DIRECTIONS FOR THIS TASK: Word for word, copy all the data and drop the pictures.

Collected data entries
• • • • •

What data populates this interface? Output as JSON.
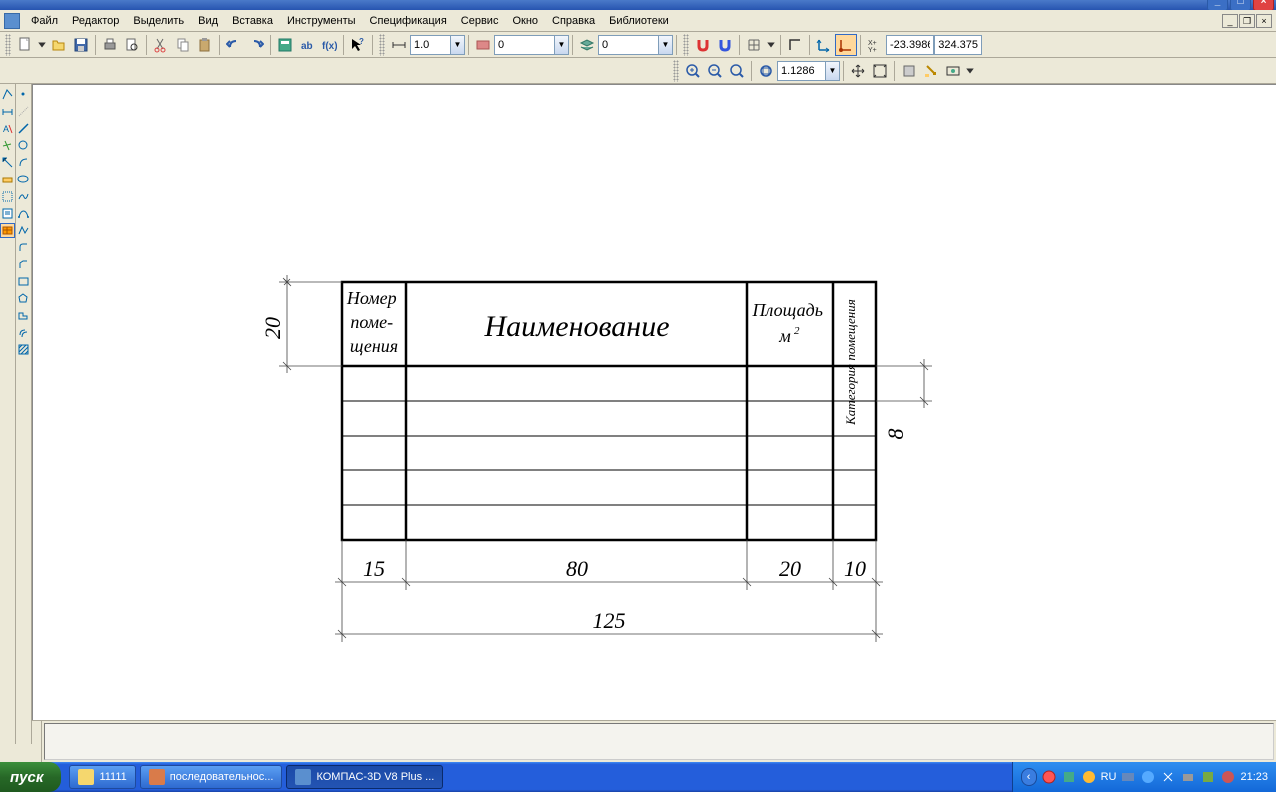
{
  "menu": {
    "file": "Файл",
    "editor": "Редактор",
    "select": "Выделить",
    "view": "Вид",
    "insert": "Вставка",
    "tools": "Инструменты",
    "spec": "Спецификация",
    "service": "Сервис",
    "window": "Окно",
    "help": "Справка",
    "libs": "Библиотеки"
  },
  "toolbar": {
    "step_value": "1.0",
    "style_value": "0",
    "snap_value": "0",
    "coord_x": "-23.3986",
    "coord_y": "324.375",
    "zoom_value": "1.1286"
  },
  "drawing": {
    "headers": {
      "col1": "Номер поме- щения",
      "col2": "Наименование",
      "col3_line1": "Площадь",
      "col3_line2": "м",
      "col3_sup": "2",
      "col4": "Категория помещения"
    },
    "row_height": "20",
    "cell_row": "8",
    "dim_col1": "15",
    "dim_col2": "80",
    "dim_col3": "20",
    "dim_col4": "10",
    "dim_total": "125"
  },
  "taskbar": {
    "start": "пуск",
    "task1": "11111",
    "task2": "последовательнос...",
    "task3": "КОМПАС-3D V8 Plus ...",
    "lang": "RU",
    "clock": "21:23"
  }
}
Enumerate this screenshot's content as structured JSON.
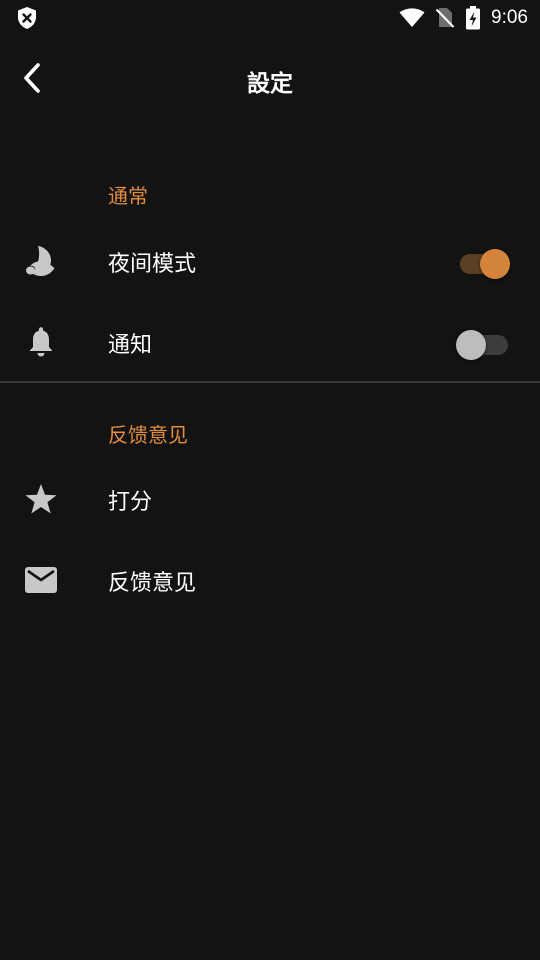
{
  "status_bar": {
    "time": "9:06",
    "icons": [
      "shield-x-icon",
      "wifi-icon",
      "no-sim-icon",
      "battery-charging-icon"
    ]
  },
  "app_bar": {
    "title": "設定",
    "back_icon": "chevron-left-icon"
  },
  "sections": {
    "general": {
      "header": "通常",
      "night_mode": {
        "label": "夜间模式",
        "icon": "moon-icon",
        "enabled": true
      },
      "notifications": {
        "label": "通知",
        "icon": "bell-icon",
        "enabled": false
      }
    },
    "feedback": {
      "header": "反馈意见",
      "rate": {
        "label": "打分",
        "icon": "star-icon"
      },
      "send_feedback": {
        "label": "反馈意见",
        "icon": "mail-icon"
      }
    }
  },
  "colors": {
    "background": "#131313",
    "accent": "#e28d3f",
    "toggle_on_thumb": "#d4843a",
    "toggle_on_track": "#5a3f22",
    "toggle_off_thumb": "#bdbdbd",
    "toggle_off_track": "#3d3d3d",
    "icon": "#c8c8c8"
  }
}
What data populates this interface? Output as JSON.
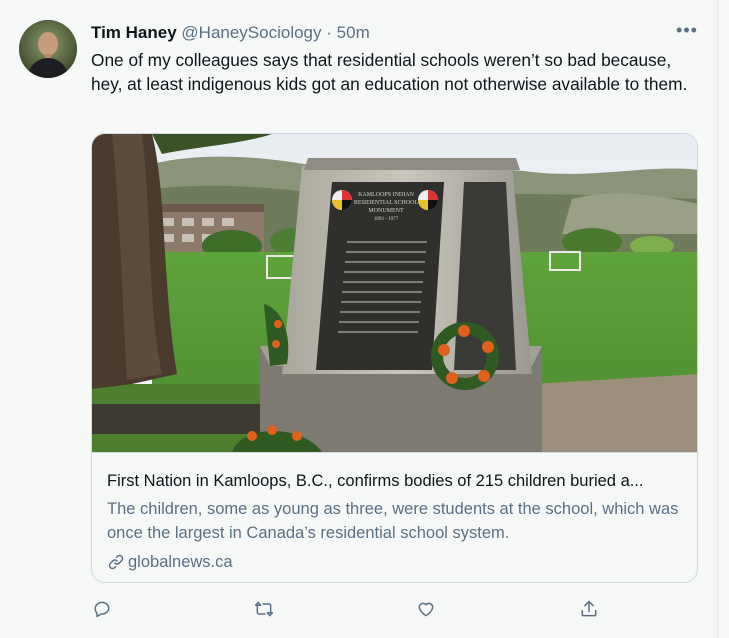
{
  "tweet": {
    "author_name": "Tim Haney",
    "author_handle": "@HaneySociology",
    "separator": "·",
    "time": "50m",
    "more_label": "•••",
    "text": "One of my colleagues says that residential schools weren’t so bad because, hey, at least indigenous kids got an education not otherwise available to them."
  },
  "card": {
    "title": "First Nation in Kamloops, B.C., confirms bodies of 215 children buried a...",
    "description": "The children, some as young as three, were students at the school, which was once the largest in Canada’s residential school system.",
    "domain": "globalnews.ca",
    "image_alt": "Kamloops Indian Residential School monument with wreaths",
    "monument_text": {
      "line1": "KAMLOOPS INDIAN",
      "line2": "RESIDENTIAL SCHOOL",
      "line3": "MONUMENT",
      "line4": "1893 - 1977"
    }
  },
  "actions": [
    {
      "name": "reply",
      "icon": "reply-icon"
    },
    {
      "name": "retweet",
      "icon": "retweet-icon"
    },
    {
      "name": "like",
      "icon": "heart-icon"
    },
    {
      "name": "share",
      "icon": "share-icon"
    }
  ],
  "colors": {
    "background": "#f7f9f9",
    "text": "#0f1419",
    "secondary": "#5b7083",
    "border": "#cfd9de"
  }
}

• • • • •

WRITTEN ANSWER:
What data populates this interface? Output as JSON.
{
  "menu": {
    "file": "Файл",
    "editor": "Редактор",
    "select": "Выделить",
    "view": "Вид",
    "insert": "Вставка",
    "tools": "Инструменты",
    "spec": "Спецификация",
    "service": "Сервис",
    "window": "Окно",
    "help": "Справка",
    "libs": "Библиотеки"
  },
  "toolbar": {
    "step_value": "1.0",
    "style_value": "0",
    "snap_value": "0",
    "coord_x": "-23.3986",
    "coord_y": "324.375",
    "zoom_value": "1.1286"
  },
  "drawing": {
    "headers": {
      "col1": "Номер поме- щения",
      "col2": "Наименование",
      "col3_line1": "Площадь",
      "col3_line2": "м",
      "col3_sup": "2",
      "col4": "Категория помещения"
    },
    "row_height": "20",
    "cell_row": "8",
    "dim_col1": "15",
    "dim_col2": "80",
    "dim_col3": "20",
    "dim_col4": "10",
    "dim_total": "125"
  },
  "taskbar": {
    "start": "пуск",
    "task1": "11111",
    "task2": "последовательнос...",
    "task3": "КОМПАС-3D V8 Plus ...",
    "lang": "RU",
    "clock": "21:23"
  }
}
Enumerate this screenshot's content as structured JSON.
{
  "status_bar": {
    "time": "9:06",
    "icons": [
      "shield-x-icon",
      "wifi-icon",
      "no-sim-icon",
      "battery-charging-icon"
    ]
  },
  "app_bar": {
    "title": "設定",
    "back_icon": "chevron-left-icon"
  },
  "sections": {
    "general": {
      "header": "通常",
      "night_mode": {
        "label": "夜间模式",
        "icon": "moon-icon",
        "enabled": true
      },
      "notifications": {
        "label": "通知",
        "icon": "bell-icon",
        "enabled": false
      }
    },
    "feedback": {
      "header": "反馈意见",
      "rate": {
        "label": "打分",
        "icon": "star-icon"
      },
      "send_feedback": {
        "label": "反馈意见",
        "icon": "mail-icon"
      }
    }
  },
  "colors": {
    "background": "#131313",
    "accent": "#e28d3f",
    "toggle_on_thumb": "#d4843a",
    "toggle_on_track": "#5a3f22",
    "toggle_off_thumb": "#bdbdbd",
    "toggle_off_track": "#3d3d3d",
    "icon": "#c8c8c8"
  }
}
What data populates this interface? Output as JSON.
{
  "tweet": {
    "author_name": "Tim Haney",
    "author_handle": "@HaneySociology",
    "separator": "·",
    "time": "50m",
    "more_label": "•••",
    "text": "One of my colleagues says that residential schools weren’t so bad because, hey, at least indigenous kids got an education not otherwise available to them."
  },
  "card": {
    "title": "First Nation in Kamloops, B.C., confirms bodies of 215 children buried a...",
    "description": "The children, some as young as three, were students at the school, which was once the largest in Canada’s residential school system.",
    "domain": "globalnews.ca",
    "image_alt": "Kamloops Indian Residential School monument with wreaths",
    "monument_text": {
      "line1": "KAMLOOPS INDIAN",
      "line2": "RESIDENTIAL SCHOOL",
      "line3": "MONUMENT",
      "line4": "1893 - 1977"
    }
  },
  "actions": [
    {
      "name": "reply",
      "icon": "reply-icon"
    },
    {
      "name": "retweet",
      "icon": "retweet-icon"
    },
    {
      "name": "like",
      "icon": "heart-icon"
    },
    {
      "name": "share",
      "icon": "share-icon"
    }
  ],
  "colors": {
    "background": "#f7f9f9",
    "text": "#0f1419",
    "secondary": "#5b7083",
    "border": "#cfd9de"
  }
}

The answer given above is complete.